Problem description: Show all lines of the listing that hold the word "type".

Records provided:
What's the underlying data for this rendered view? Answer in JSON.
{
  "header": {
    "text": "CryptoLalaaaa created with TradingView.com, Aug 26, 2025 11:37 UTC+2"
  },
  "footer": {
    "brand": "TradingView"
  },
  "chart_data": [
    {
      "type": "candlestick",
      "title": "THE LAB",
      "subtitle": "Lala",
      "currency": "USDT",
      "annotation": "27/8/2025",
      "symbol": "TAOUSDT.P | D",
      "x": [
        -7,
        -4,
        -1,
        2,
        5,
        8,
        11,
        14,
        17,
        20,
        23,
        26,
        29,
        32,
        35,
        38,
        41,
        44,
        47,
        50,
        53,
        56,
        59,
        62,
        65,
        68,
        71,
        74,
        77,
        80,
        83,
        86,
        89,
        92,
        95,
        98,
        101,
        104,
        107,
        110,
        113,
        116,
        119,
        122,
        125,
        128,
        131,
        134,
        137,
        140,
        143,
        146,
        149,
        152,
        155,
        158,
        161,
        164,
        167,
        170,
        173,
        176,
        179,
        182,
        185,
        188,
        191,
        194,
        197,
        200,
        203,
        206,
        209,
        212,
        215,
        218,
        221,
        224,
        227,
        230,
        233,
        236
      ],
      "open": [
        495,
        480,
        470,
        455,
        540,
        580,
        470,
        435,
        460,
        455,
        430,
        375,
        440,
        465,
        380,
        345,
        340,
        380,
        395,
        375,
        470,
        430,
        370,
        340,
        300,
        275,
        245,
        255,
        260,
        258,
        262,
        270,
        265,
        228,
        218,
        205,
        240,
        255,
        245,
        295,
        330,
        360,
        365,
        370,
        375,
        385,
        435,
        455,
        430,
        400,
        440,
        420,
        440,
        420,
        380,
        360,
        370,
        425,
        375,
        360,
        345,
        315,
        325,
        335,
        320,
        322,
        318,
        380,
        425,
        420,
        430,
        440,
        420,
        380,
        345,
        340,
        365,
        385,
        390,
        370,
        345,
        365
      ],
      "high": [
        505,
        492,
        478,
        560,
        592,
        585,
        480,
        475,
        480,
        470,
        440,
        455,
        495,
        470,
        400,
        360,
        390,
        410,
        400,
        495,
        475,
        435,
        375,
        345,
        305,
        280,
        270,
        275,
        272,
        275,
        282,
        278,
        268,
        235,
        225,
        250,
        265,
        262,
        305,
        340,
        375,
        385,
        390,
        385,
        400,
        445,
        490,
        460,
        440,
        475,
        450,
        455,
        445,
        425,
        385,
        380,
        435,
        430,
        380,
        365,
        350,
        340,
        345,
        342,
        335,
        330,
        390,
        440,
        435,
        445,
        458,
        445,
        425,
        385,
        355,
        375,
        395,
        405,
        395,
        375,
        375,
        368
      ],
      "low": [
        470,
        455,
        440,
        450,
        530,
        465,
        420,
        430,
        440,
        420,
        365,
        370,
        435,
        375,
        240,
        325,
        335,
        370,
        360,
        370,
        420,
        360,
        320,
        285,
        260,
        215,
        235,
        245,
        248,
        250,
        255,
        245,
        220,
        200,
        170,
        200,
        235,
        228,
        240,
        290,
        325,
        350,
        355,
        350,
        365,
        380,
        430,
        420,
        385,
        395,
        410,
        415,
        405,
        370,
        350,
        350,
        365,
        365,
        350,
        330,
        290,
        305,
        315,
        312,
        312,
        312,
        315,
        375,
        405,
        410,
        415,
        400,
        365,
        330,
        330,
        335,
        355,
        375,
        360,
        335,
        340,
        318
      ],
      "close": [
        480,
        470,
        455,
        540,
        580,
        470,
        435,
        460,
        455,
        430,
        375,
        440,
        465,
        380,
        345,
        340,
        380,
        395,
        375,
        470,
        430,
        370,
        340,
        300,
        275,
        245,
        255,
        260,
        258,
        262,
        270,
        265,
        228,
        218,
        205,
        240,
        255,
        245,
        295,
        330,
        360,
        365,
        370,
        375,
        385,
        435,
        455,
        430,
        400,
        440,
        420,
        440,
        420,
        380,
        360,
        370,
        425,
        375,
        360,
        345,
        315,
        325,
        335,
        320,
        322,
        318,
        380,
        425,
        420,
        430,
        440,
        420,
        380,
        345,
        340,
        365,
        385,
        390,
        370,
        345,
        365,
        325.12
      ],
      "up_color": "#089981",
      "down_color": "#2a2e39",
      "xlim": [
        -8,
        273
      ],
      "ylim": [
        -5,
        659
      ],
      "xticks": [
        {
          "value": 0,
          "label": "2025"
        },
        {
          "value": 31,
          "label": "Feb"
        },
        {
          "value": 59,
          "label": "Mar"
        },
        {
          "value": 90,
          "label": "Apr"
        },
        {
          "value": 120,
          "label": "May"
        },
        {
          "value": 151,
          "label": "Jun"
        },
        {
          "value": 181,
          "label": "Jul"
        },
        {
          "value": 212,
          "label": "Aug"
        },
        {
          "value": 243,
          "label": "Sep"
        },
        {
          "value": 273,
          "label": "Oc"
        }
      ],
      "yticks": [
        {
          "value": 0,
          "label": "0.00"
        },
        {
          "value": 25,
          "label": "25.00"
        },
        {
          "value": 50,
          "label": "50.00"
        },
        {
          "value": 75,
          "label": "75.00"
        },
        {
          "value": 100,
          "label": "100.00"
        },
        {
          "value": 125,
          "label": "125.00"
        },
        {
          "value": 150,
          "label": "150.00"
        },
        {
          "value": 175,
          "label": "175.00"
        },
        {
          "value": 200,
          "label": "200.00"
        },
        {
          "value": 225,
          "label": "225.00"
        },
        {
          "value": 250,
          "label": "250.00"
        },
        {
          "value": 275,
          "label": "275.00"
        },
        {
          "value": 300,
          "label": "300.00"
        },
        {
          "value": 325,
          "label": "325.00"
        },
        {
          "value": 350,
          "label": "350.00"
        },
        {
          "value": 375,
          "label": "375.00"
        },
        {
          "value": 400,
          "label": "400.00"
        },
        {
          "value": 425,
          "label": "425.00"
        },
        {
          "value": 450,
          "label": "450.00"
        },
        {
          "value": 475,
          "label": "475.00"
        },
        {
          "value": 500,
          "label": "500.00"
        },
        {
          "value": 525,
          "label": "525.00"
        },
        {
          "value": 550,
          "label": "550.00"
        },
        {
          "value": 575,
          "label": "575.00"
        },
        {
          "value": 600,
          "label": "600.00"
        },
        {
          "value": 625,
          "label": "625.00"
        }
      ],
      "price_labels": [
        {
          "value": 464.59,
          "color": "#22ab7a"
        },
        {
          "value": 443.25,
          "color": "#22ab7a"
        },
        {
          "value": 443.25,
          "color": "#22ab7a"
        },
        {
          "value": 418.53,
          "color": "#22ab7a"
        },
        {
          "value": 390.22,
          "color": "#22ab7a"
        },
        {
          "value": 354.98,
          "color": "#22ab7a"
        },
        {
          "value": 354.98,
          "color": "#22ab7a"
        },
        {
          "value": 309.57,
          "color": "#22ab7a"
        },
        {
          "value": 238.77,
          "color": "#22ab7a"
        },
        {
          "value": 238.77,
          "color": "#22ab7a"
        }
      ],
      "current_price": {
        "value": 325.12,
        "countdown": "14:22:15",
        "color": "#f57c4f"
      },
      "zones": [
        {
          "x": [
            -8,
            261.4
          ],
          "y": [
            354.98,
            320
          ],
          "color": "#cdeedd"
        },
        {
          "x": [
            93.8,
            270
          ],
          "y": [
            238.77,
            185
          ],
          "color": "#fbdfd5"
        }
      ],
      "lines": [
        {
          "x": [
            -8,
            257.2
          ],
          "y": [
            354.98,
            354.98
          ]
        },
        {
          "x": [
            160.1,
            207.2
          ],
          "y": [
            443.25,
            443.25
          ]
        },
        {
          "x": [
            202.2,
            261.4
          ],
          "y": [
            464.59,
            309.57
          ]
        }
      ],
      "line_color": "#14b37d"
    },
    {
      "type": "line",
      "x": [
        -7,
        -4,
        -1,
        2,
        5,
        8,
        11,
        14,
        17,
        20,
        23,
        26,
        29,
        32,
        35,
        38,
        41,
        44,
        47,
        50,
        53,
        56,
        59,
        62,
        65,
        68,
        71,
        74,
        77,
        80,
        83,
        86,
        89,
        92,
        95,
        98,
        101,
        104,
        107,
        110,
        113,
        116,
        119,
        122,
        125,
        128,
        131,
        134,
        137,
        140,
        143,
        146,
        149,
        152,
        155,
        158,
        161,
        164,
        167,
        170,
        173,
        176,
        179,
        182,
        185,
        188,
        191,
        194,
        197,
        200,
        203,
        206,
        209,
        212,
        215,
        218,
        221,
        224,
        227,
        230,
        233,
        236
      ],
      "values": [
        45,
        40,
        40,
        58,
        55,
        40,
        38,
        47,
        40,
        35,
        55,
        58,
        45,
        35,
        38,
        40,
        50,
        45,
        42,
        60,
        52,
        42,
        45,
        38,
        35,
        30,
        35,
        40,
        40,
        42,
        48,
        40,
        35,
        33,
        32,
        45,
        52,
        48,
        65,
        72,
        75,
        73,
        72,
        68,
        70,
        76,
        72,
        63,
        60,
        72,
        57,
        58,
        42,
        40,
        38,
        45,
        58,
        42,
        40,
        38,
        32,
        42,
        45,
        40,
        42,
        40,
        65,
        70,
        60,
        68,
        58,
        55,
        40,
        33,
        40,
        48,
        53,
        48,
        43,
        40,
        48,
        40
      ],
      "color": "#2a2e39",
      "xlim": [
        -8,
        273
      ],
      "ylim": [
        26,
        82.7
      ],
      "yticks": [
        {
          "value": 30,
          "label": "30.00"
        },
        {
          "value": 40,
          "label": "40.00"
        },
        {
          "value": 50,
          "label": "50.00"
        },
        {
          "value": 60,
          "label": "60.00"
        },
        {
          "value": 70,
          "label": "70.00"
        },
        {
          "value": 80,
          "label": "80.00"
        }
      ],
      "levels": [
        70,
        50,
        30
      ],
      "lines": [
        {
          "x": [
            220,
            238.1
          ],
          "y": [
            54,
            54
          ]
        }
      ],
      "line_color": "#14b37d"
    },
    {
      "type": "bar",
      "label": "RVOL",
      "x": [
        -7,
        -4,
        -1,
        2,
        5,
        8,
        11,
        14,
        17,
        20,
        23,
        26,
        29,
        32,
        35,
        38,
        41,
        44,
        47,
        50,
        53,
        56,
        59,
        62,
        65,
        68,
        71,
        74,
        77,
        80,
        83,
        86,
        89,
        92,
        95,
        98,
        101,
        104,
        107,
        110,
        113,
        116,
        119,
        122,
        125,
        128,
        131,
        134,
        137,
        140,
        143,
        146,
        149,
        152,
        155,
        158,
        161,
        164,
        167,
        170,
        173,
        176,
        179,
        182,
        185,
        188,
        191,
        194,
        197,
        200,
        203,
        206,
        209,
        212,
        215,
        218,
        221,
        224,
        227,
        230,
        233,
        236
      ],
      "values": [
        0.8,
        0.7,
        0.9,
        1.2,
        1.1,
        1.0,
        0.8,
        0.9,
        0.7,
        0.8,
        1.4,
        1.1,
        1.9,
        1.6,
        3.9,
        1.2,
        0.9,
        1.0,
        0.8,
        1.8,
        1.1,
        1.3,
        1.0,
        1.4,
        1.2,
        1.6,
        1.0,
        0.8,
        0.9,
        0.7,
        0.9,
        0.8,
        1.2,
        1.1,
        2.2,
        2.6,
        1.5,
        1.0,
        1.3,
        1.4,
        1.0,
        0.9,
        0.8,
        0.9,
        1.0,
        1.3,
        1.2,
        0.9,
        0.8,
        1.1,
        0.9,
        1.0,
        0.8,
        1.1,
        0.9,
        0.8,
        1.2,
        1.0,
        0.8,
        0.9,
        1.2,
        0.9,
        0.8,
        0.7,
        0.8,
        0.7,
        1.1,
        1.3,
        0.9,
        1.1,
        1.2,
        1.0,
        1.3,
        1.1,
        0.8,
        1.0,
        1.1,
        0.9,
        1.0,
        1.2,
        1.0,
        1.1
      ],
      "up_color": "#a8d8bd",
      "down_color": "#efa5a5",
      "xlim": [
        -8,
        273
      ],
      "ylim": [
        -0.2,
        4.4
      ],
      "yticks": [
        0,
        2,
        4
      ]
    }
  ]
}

Answer to this exercise:
      "type": "candlestick",
      "type": "line",
      "type": "bar",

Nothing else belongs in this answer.